The input »
** START **
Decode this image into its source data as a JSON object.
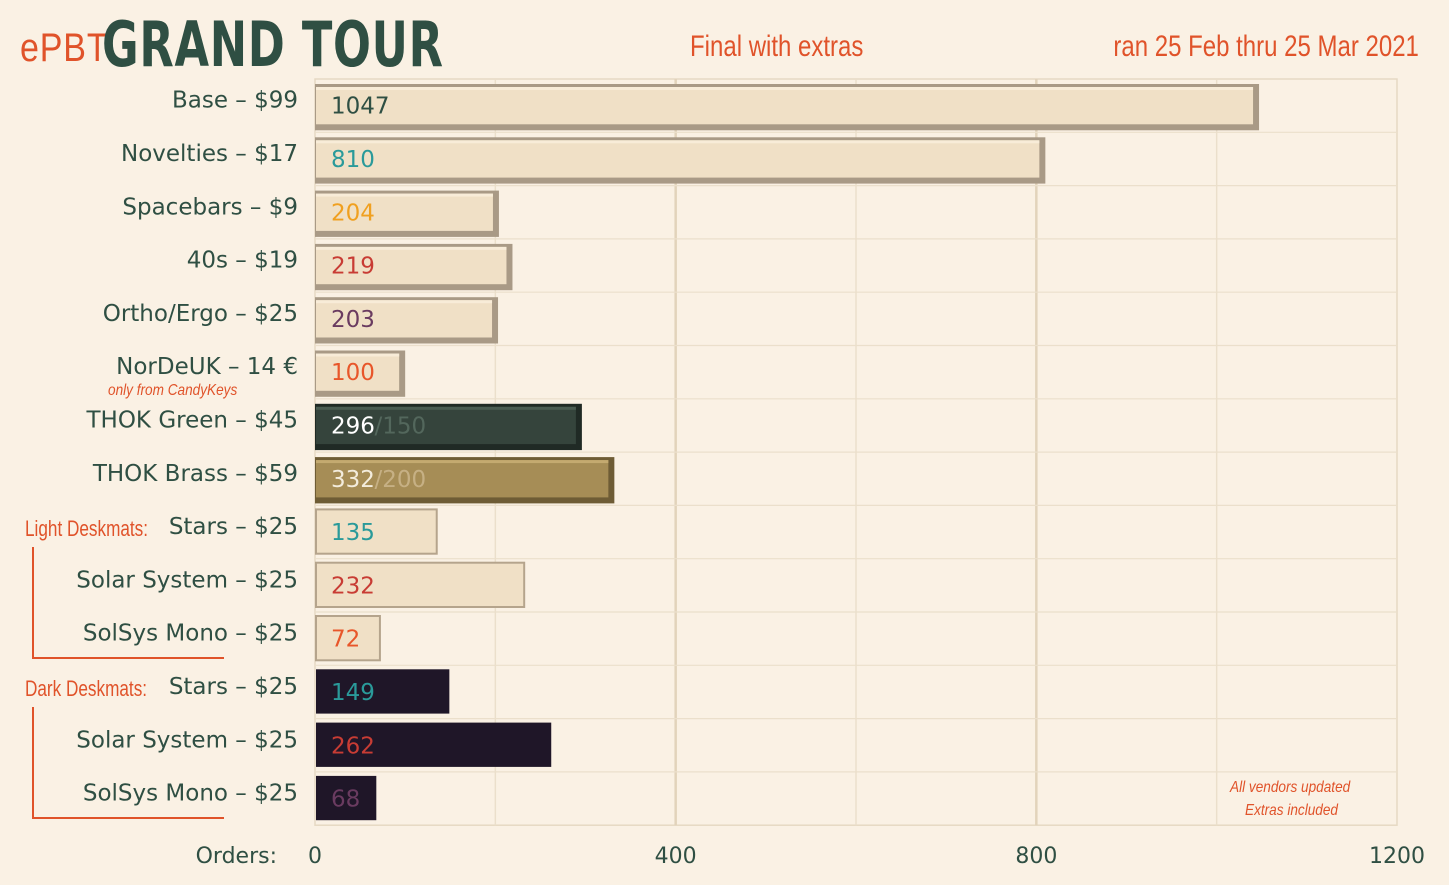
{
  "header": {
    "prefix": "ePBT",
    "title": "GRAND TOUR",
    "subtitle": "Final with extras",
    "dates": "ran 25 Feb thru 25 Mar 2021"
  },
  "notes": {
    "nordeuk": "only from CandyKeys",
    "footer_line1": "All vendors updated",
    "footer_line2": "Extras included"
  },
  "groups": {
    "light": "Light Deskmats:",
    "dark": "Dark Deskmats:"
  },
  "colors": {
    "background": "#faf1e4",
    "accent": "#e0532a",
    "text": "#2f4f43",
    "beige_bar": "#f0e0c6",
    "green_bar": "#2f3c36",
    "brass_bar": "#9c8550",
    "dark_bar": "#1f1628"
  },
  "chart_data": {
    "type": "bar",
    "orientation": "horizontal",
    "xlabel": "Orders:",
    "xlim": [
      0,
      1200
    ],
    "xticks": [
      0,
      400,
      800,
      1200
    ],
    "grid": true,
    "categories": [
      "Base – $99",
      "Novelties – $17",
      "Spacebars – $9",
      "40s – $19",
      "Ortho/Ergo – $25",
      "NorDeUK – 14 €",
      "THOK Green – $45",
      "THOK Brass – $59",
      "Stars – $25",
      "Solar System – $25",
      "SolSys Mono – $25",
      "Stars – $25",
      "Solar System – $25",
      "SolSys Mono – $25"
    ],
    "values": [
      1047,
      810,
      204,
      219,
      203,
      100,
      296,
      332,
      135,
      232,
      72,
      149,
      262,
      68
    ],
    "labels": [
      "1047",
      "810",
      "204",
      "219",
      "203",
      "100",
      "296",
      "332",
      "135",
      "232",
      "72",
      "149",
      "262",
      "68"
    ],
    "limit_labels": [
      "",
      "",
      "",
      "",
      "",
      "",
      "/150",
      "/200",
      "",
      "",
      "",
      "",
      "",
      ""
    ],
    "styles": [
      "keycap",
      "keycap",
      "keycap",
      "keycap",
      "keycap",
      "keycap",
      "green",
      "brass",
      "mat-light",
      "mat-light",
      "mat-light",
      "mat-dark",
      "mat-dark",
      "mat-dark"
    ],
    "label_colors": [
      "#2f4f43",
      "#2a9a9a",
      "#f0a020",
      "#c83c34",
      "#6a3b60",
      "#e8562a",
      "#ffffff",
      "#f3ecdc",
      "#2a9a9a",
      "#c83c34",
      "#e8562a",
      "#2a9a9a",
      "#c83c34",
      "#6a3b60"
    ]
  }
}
** END **
Problem requirements » Set the entries down again exactly. Do not include the images.

Solution »
Decode this image into its source data as a JSON object.
{
  "header": {
    "prefix": "ePBT",
    "title": "GRAND TOUR",
    "subtitle": "Final with extras",
    "dates": "ran 25 Feb thru 25 Mar 2021"
  },
  "notes": {
    "nordeuk": "only from CandyKeys",
    "footer_line1": "All vendors updated",
    "footer_line2": "Extras included"
  },
  "groups": {
    "light": "Light Deskmats:",
    "dark": "Dark Deskmats:"
  },
  "colors": {
    "background": "#faf1e4",
    "accent": "#e0532a",
    "text": "#2f4f43",
    "beige_bar": "#f0e0c6",
    "green_bar": "#2f3c36",
    "brass_bar": "#9c8550",
    "dark_bar": "#1f1628"
  },
  "chart_data": {
    "type": "bar",
    "orientation": "horizontal",
    "xlabel": "Orders:",
    "xlim": [
      0,
      1200
    ],
    "xticks": [
      0,
      400,
      800,
      1200
    ],
    "grid": true,
    "categories": [
      "Base – $99",
      "Novelties – $17",
      "Spacebars – $9",
      "40s – $19",
      "Ortho/Ergo – $25",
      "NorDeUK – 14 €",
      "THOK Green – $45",
      "THOK Brass – $59",
      "Stars – $25",
      "Solar System – $25",
      "SolSys Mono – $25",
      "Stars – $25",
      "Solar System – $25",
      "SolSys Mono – $25"
    ],
    "values": [
      1047,
      810,
      204,
      219,
      203,
      100,
      296,
      332,
      135,
      232,
      72,
      149,
      262,
      68
    ],
    "labels": [
      "1047",
      "810",
      "204",
      "219",
      "203",
      "100",
      "296",
      "332",
      "135",
      "232",
      "72",
      "149",
      "262",
      "68"
    ],
    "limit_labels": [
      "",
      "",
      "",
      "",
      "",
      "",
      "/150",
      "/200",
      "",
      "",
      "",
      "",
      "",
      ""
    ],
    "styles": [
      "keycap",
      "keycap",
      "keycap",
      "keycap",
      "keycap",
      "keycap",
      "green",
      "brass",
      "mat-light",
      "mat-light",
      "mat-light",
      "mat-dark",
      "mat-dark",
      "mat-dark"
    ],
    "label_colors": [
      "#2f4f43",
      "#2a9a9a",
      "#f0a020",
      "#c83c34",
      "#6a3b60",
      "#e8562a",
      "#ffffff",
      "#f3ecdc",
      "#2a9a9a",
      "#c83c34",
      "#e8562a",
      "#2a9a9a",
      "#c83c34",
      "#6a3b60"
    ]
  }
}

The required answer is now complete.